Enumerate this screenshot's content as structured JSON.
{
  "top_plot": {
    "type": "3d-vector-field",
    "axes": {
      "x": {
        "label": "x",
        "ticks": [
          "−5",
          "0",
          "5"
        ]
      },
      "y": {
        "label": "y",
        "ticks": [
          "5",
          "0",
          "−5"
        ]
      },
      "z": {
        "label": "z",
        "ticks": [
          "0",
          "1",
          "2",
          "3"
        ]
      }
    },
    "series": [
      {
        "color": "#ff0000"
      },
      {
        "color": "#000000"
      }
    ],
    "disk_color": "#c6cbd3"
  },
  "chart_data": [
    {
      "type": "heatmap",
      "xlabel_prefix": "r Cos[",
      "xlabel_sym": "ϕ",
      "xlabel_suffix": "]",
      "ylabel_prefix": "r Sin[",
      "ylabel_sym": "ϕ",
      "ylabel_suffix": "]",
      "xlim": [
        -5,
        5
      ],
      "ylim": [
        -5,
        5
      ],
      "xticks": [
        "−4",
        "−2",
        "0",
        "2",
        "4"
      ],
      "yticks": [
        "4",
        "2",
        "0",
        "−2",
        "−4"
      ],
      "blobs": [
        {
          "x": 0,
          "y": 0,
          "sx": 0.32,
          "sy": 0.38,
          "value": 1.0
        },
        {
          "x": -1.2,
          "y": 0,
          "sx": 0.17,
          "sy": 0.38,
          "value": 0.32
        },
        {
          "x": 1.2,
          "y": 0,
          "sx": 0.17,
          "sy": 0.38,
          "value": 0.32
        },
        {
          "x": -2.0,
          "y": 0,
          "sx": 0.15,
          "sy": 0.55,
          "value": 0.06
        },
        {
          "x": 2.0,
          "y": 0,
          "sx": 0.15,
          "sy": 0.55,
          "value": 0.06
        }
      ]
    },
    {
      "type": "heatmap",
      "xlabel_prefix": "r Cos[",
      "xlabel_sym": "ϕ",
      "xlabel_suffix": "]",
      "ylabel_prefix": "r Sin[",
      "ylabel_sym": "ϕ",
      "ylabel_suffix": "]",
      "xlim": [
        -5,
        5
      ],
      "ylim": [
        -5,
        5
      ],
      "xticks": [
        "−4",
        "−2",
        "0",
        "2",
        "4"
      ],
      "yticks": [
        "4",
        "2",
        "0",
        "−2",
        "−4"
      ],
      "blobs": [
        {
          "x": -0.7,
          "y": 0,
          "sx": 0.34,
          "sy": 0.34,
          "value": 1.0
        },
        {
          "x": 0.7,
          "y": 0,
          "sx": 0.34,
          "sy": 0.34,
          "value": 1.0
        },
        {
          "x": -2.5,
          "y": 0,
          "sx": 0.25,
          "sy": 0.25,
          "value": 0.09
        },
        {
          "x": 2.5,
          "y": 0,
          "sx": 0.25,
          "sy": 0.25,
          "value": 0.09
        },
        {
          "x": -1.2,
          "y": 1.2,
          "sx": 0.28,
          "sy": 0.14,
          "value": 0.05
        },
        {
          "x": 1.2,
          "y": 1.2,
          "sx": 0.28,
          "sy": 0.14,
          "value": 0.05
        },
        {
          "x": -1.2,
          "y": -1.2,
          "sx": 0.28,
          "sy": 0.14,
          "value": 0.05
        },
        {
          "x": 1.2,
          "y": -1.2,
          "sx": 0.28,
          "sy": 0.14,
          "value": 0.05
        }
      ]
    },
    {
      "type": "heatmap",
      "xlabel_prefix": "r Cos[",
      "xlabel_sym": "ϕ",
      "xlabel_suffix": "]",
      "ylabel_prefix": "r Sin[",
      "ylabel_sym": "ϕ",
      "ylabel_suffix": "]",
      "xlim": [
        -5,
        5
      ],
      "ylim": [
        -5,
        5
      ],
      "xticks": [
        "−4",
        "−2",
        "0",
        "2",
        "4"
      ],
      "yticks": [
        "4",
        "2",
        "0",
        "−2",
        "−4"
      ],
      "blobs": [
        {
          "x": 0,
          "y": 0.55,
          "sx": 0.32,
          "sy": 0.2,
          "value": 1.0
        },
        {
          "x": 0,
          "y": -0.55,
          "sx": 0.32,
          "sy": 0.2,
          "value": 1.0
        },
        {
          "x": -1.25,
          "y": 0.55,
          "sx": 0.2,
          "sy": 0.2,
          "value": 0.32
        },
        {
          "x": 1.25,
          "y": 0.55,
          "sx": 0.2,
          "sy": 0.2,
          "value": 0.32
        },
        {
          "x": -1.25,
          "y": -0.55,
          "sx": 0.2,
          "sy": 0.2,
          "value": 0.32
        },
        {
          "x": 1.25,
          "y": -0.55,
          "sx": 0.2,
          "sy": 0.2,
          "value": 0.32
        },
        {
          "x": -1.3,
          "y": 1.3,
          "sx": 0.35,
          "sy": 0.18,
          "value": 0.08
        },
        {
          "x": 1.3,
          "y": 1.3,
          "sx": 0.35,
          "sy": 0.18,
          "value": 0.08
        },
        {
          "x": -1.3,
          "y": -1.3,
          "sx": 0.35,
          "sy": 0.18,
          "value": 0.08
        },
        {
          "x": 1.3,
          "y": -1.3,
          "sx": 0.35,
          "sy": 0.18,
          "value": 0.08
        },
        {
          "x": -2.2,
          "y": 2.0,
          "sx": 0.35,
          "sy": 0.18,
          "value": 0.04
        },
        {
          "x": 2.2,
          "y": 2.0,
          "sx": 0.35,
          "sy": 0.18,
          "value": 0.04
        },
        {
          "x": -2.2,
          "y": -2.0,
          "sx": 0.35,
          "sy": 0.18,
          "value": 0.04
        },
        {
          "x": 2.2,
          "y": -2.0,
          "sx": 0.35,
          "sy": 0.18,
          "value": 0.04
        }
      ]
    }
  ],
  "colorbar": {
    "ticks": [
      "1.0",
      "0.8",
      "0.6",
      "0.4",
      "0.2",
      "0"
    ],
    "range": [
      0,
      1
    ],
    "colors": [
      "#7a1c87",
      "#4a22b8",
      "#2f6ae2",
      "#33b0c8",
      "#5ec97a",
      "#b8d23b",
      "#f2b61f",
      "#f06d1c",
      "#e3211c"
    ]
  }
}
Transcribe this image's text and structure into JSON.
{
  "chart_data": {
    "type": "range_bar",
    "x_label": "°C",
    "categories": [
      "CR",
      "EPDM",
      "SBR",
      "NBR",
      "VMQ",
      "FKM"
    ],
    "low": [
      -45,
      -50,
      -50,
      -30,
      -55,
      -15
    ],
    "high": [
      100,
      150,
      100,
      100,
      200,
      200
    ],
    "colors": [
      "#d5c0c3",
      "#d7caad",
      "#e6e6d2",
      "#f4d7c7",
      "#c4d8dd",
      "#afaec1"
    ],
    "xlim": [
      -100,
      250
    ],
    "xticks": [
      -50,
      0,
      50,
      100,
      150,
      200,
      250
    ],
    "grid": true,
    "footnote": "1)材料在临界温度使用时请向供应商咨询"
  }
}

Given problem
Take the entries above and transcribe them exactly.

Final result
Enumerate this screenshot's content as structured JSON.
{
  "top_plot": {
    "type": "3d-vector-field",
    "axes": {
      "x": {
        "label": "x",
        "ticks": [
          "−5",
          "0",
          "5"
        ]
      },
      "y": {
        "label": "y",
        "ticks": [
          "5",
          "0",
          "−5"
        ]
      },
      "z": {
        "label": "z",
        "ticks": [
          "0",
          "1",
          "2",
          "3"
        ]
      }
    },
    "series": [
      {
        "color": "#ff0000"
      },
      {
        "color": "#000000"
      }
    ],
    "disk_color": "#c6cbd3"
  },
  "chart_data": [
    {
      "type": "heatmap",
      "xlabel_prefix": "r Cos[",
      "xlabel_sym": "ϕ",
      "xlabel_suffix": "]",
      "ylabel_prefix": "r Sin[",
      "ylabel_sym": "ϕ",
      "ylabel_suffix": "]",
      "xlim": [
        -5,
        5
      ],
      "ylim": [
        -5,
        5
      ],
      "xticks": [
        "−4",
        "−2",
        "0",
        "2",
        "4"
      ],
      "yticks": [
        "4",
        "2",
        "0",
        "−2",
        "−4"
      ],
      "blobs": [
        {
          "x": 0,
          "y": 0,
          "sx": 0.32,
          "sy": 0.38,
          "value": 1.0
        },
        {
          "x": -1.2,
          "y": 0,
          "sx": 0.17,
          "sy": 0.38,
          "value": 0.32
        },
        {
          "x": 1.2,
          "y": 0,
          "sx": 0.17,
          "sy": 0.38,
          "value": 0.32
        },
        {
          "x": -2.0,
          "y": 0,
          "sx": 0.15,
          "sy": 0.55,
          "value": 0.06
        },
        {
          "x": 2.0,
          "y": 0,
          "sx": 0.15,
          "sy": 0.55,
          "value": 0.06
        }
      ]
    },
    {
      "type": "heatmap",
      "xlabel_prefix": "r Cos[",
      "xlabel_sym": "ϕ",
      "xlabel_suffix": "]",
      "ylabel_prefix": "r Sin[",
      "ylabel_sym": "ϕ",
      "ylabel_suffix": "]",
      "xlim": [
        -5,
        5
      ],
      "ylim": [
        -5,
        5
      ],
      "xticks": [
        "−4",
        "−2",
        "0",
        "2",
        "4"
      ],
      "yticks": [
        "4",
        "2",
        "0",
        "−2",
        "−4"
      ],
      "blobs": [
        {
          "x": -0.7,
          "y": 0,
          "sx": 0.34,
          "sy": 0.34,
          "value": 1.0
        },
        {
          "x": 0.7,
          "y": 0,
          "sx": 0.34,
          "sy": 0.34,
          "value": 1.0
        },
        {
          "x": -2.5,
          "y": 0,
          "sx": 0.25,
          "sy": 0.25,
          "value": 0.09
        },
        {
          "x": 2.5,
          "y": 0,
          "sx": 0.25,
          "sy": 0.25,
          "value": 0.09
        },
        {
          "x": -1.2,
          "y": 1.2,
          "sx": 0.28,
          "sy": 0.14,
          "value": 0.05
        },
        {
          "x": 1.2,
          "y": 1.2,
          "sx": 0.28,
          "sy": 0.14,
          "value": 0.05
        },
        {
          "x": -1.2,
          "y": -1.2,
          "sx": 0.28,
          "sy": 0.14,
          "value": 0.05
        },
        {
          "x": 1.2,
          "y": -1.2,
          "sx": 0.28,
          "sy": 0.14,
          "value": 0.05
        }
      ]
    },
    {
      "type": "heatmap",
      "xlabel_prefix": "r Cos[",
      "xlabel_sym": "ϕ",
      "xlabel_suffix": "]",
      "ylabel_prefix": "r Sin[",
      "ylabel_sym": "ϕ",
      "ylabel_suffix": "]",
      "xlim": [
        -5,
        5
      ],
      "ylim": [
        -5,
        5
      ],
      "xticks": [
        "−4",
        "−2",
        "0",
        "2",
        "4"
      ],
      "yticks": [
        "4",
        "2",
        "0",
        "−2",
        "−4"
      ],
      "blobs": [
        {
          "x": 0,
          "y": 0.55,
          "sx": 0.32,
          "sy": 0.2,
          "value": 1.0
        },
        {
          "x": 0,
          "y": -0.55,
          "sx": 0.32,
          "sy": 0.2,
          "value": 1.0
        },
        {
          "x": -1.25,
          "y": 0.55,
          "sx": 0.2,
          "sy": 0.2,
          "value": 0.32
        },
        {
          "x": 1.25,
          "y": 0.55,
          "sx": 0.2,
          "sy": 0.2,
          "value": 0.32
        },
        {
          "x": -1.25,
          "y": -0.55,
          "sx": 0.2,
          "sy": 0.2,
          "value": 0.32
        },
        {
          "x": 1.25,
          "y": -0.55,
          "sx": 0.2,
          "sy": 0.2,
          "value": 0.32
        },
        {
          "x": -1.3,
          "y": 1.3,
          "sx": 0.35,
          "sy": 0.18,
          "value": 0.08
        },
        {
          "x": 1.3,
          "y": 1.3,
          "sx": 0.35,
          "sy": 0.18,
          "value": 0.08
        },
        {
          "x": -1.3,
          "y": -1.3,
          "sx": 0.35,
          "sy": 0.18,
          "value": 0.08
        },
        {
          "x": 1.3,
          "y": -1.3,
          "sx": 0.35,
          "sy": 0.18,
          "value": 0.08
        },
        {
          "x": -2.2,
          "y": 2.0,
          "sx": 0.35,
          "sy": 0.18,
          "value": 0.04
        },
        {
          "x": 2.2,
          "y": 2.0,
          "sx": 0.35,
          "sy": 0.18,
          "value": 0.04
        },
        {
          "x": -2.2,
          "y": -2.0,
          "sx": 0.35,
          "sy": 0.18,
          "value": 0.04
        },
        {
          "x": 2.2,
          "y": -2.0,
          "sx": 0.35,
          "sy": 0.18,
          "value": 0.04
        }
      ]
    }
  ],
  "colorbar": {
    "ticks": [
      "1.0",
      "0.8",
      "0.6",
      "0.4",
      "0.2",
      "0"
    ],
    "range": [
      0,
      1
    ],
    "colors": [
      "#7a1c87",
      "#4a22b8",
      "#2f6ae2",
      "#33b0c8",
      "#5ec97a",
      "#b8d23b",
      "#f2b61f",
      "#f06d1c",
      "#e3211c"
    ]
  }
}
Transcribe this image's text and structure into JSON.
{
  "chart_data": {
    "type": "range_bar",
    "x_label": "°C",
    "categories": [
      "CR",
      "EPDM",
      "SBR",
      "NBR",
      "VMQ",
      "FKM"
    ],
    "low": [
      -45,
      -50,
      -50,
      -30,
      -55,
      -15
    ],
    "high": [
      100,
      150,
      100,
      100,
      200,
      200
    ],
    "colors": [
      "#d5c0c3",
      "#d7caad",
      "#e6e6d2",
      "#f4d7c7",
      "#c4d8dd",
      "#afaec1"
    ],
    "xlim": [
      -100,
      250
    ],
    "xticks": [
      -50,
      0,
      50,
      100,
      150,
      200,
      250
    ],
    "grid": true,
    "footnote": "1)材料在临界温度使用时请向供应商咨询"
  }
}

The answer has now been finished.